> [Instruction] Copy out every line that contains "this".

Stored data
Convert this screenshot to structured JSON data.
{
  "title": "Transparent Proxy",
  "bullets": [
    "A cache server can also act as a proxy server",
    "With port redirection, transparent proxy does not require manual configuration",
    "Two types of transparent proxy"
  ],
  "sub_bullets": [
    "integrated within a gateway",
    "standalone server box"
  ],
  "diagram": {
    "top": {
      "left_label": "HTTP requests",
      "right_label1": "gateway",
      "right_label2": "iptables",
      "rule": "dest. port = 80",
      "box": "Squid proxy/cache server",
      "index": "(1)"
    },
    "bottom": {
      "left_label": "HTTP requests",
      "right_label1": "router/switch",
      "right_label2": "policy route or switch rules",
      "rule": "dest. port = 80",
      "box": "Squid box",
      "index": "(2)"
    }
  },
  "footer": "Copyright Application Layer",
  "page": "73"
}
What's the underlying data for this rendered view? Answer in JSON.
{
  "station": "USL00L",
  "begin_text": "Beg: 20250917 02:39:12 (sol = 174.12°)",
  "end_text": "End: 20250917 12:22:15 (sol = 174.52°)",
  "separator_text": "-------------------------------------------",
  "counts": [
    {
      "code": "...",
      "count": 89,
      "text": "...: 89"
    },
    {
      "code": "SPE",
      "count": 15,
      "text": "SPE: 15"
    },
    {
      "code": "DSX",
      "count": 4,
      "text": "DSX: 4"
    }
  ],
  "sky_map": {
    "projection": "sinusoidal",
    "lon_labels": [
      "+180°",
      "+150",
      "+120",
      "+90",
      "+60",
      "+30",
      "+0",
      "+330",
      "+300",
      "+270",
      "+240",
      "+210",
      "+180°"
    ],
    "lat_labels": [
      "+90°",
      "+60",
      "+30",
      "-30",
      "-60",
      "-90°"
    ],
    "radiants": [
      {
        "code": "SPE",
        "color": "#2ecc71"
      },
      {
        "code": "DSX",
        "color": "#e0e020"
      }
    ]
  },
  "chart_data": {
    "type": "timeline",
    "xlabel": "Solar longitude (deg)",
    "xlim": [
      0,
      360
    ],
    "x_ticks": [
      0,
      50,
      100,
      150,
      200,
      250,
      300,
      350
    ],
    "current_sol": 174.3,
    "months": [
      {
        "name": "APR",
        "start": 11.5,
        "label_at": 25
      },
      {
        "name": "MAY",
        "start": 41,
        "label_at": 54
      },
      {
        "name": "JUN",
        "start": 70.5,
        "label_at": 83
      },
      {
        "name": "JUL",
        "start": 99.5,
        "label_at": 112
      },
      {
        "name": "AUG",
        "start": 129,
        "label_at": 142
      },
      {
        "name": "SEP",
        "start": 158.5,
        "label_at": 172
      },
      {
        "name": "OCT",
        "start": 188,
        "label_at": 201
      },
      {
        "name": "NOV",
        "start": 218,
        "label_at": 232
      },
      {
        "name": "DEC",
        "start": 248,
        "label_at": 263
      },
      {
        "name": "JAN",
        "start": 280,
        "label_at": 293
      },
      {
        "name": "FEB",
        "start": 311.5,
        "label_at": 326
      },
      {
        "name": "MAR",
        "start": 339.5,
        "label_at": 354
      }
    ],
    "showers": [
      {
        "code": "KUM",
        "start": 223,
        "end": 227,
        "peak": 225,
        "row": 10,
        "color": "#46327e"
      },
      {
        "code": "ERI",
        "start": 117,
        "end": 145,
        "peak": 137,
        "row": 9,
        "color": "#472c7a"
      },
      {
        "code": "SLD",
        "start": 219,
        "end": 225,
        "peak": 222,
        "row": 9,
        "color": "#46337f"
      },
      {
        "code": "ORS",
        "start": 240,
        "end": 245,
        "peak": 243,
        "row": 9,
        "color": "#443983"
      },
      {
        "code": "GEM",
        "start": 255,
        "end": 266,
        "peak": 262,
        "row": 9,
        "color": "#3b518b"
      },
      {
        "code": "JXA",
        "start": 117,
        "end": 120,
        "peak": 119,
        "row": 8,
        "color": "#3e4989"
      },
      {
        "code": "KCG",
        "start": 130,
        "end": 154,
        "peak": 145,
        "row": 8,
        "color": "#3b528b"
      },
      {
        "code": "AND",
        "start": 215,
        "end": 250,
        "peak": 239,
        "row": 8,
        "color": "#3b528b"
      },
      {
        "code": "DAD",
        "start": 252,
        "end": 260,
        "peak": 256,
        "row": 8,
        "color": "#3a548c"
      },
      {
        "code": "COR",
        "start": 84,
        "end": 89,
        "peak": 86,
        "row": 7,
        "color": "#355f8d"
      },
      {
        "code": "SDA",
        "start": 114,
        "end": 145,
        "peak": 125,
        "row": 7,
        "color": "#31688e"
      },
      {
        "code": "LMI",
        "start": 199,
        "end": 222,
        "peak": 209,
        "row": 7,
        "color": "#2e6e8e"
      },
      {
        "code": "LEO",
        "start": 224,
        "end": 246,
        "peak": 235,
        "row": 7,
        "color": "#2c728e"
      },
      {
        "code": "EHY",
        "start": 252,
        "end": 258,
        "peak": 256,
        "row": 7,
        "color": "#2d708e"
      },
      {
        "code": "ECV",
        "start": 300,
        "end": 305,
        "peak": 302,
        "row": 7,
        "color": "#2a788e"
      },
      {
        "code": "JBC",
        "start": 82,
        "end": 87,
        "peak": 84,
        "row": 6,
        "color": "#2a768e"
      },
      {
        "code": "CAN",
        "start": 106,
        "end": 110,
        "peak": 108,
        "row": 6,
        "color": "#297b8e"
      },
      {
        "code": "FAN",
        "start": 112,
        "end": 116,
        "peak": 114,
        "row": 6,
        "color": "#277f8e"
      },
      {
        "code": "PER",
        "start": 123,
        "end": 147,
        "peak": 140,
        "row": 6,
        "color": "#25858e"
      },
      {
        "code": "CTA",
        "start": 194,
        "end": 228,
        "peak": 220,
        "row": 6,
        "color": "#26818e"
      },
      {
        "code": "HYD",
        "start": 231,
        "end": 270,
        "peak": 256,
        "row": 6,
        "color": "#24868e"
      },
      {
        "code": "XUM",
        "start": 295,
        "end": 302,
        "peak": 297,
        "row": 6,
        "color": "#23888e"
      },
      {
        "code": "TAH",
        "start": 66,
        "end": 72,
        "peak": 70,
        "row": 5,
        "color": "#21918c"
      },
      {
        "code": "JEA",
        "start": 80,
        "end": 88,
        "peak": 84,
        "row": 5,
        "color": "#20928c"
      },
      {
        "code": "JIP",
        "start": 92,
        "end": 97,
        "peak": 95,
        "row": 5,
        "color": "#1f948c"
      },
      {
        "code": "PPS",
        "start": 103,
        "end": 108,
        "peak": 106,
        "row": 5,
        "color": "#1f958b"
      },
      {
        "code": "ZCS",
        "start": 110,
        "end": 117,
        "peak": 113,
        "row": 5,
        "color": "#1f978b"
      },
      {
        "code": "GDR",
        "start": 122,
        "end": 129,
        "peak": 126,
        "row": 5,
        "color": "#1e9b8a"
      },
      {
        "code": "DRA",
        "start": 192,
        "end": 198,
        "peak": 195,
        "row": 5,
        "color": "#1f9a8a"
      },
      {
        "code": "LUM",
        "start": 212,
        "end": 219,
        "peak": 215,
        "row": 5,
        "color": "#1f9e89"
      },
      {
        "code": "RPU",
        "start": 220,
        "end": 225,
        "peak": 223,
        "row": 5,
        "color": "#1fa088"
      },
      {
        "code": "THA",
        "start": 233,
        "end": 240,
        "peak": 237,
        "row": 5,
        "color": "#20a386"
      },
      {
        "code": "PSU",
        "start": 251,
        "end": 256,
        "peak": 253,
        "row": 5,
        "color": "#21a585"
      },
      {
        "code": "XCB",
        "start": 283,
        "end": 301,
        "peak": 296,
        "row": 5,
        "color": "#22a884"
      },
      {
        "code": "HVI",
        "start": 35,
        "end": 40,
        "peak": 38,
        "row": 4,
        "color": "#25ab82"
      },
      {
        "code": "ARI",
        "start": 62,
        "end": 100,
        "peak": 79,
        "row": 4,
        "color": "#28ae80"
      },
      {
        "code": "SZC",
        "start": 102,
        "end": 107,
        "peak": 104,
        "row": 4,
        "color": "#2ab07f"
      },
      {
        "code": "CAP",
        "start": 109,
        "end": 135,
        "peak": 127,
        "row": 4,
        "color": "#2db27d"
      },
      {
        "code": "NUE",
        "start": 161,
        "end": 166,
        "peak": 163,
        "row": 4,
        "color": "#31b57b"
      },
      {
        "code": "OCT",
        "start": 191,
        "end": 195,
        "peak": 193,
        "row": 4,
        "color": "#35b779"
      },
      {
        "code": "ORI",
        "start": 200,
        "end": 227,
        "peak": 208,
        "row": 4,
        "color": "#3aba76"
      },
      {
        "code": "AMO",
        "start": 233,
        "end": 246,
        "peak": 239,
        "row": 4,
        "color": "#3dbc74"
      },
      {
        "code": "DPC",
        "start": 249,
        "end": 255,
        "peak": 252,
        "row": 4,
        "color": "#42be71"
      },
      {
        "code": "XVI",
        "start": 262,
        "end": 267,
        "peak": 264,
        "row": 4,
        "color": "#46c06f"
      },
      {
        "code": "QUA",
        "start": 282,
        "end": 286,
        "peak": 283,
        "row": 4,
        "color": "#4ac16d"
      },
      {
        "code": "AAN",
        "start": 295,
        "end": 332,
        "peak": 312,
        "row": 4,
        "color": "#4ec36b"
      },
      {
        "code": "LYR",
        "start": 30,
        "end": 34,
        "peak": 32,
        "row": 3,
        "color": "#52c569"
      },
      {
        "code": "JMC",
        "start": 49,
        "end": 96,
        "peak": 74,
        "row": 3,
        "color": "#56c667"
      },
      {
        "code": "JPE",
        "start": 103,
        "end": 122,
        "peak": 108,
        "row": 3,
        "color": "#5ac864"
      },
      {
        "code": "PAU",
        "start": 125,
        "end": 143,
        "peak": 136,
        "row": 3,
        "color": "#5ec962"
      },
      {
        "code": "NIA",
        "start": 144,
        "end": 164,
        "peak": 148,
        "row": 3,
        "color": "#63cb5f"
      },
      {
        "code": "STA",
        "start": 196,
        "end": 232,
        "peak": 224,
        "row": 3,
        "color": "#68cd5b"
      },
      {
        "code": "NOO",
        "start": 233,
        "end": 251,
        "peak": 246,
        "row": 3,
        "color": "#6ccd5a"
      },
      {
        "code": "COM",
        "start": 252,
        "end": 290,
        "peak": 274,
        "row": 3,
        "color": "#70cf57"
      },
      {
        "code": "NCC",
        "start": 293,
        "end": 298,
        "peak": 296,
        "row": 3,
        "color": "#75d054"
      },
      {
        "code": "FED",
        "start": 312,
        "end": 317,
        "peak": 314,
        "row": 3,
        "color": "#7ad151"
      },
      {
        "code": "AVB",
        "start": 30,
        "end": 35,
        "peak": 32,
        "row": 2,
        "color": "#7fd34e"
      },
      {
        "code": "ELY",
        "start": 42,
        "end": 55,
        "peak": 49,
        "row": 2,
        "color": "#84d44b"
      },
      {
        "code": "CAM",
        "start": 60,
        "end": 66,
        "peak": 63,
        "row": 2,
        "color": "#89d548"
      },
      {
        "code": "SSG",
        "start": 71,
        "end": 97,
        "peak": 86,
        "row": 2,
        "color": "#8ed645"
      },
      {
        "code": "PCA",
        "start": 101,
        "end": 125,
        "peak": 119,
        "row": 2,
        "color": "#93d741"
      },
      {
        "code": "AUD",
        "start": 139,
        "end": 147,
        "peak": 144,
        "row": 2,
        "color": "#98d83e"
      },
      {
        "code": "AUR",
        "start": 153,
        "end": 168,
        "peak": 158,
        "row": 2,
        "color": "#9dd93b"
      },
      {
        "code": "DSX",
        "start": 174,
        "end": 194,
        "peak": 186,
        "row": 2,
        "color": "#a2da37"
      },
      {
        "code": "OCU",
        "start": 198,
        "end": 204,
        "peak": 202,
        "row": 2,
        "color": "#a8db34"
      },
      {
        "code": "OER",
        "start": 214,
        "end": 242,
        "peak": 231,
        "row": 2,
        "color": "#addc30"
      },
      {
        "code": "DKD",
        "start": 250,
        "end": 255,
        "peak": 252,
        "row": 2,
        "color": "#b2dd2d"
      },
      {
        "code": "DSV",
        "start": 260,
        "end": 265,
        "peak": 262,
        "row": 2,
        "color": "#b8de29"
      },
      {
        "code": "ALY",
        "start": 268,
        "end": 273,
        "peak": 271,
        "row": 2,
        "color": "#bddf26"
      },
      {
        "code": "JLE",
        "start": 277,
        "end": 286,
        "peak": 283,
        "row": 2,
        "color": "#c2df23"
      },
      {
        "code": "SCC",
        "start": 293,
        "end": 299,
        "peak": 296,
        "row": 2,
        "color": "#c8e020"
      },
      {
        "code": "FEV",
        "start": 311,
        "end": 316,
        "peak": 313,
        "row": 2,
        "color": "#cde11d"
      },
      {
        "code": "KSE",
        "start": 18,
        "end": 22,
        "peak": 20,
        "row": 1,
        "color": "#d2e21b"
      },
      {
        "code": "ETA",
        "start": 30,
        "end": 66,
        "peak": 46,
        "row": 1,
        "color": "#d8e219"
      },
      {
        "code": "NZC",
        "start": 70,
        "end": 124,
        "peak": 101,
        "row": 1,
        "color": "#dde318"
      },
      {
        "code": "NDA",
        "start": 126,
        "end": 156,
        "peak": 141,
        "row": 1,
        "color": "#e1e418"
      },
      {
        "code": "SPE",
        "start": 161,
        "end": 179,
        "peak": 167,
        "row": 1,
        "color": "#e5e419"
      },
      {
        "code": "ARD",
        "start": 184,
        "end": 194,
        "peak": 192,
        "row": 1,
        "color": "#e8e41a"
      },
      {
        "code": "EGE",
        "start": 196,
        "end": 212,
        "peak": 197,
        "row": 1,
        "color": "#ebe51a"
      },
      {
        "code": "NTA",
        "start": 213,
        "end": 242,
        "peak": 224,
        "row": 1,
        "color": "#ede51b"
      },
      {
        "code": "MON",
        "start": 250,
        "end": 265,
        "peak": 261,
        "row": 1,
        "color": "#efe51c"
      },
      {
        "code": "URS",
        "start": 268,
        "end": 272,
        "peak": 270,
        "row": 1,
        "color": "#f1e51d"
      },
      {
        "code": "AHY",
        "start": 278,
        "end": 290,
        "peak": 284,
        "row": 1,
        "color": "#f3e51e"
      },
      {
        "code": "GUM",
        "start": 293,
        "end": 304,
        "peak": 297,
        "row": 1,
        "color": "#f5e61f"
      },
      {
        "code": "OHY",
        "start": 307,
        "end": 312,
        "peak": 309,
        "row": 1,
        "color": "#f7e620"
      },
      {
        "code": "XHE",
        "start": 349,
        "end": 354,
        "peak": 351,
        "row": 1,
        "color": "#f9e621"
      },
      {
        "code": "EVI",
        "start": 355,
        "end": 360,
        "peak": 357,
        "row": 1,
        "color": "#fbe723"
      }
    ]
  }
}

> [Response to the exercise]
Convert this screenshot to structured JSON data.
What's the underlying data for this rendered view? Answer in JSON.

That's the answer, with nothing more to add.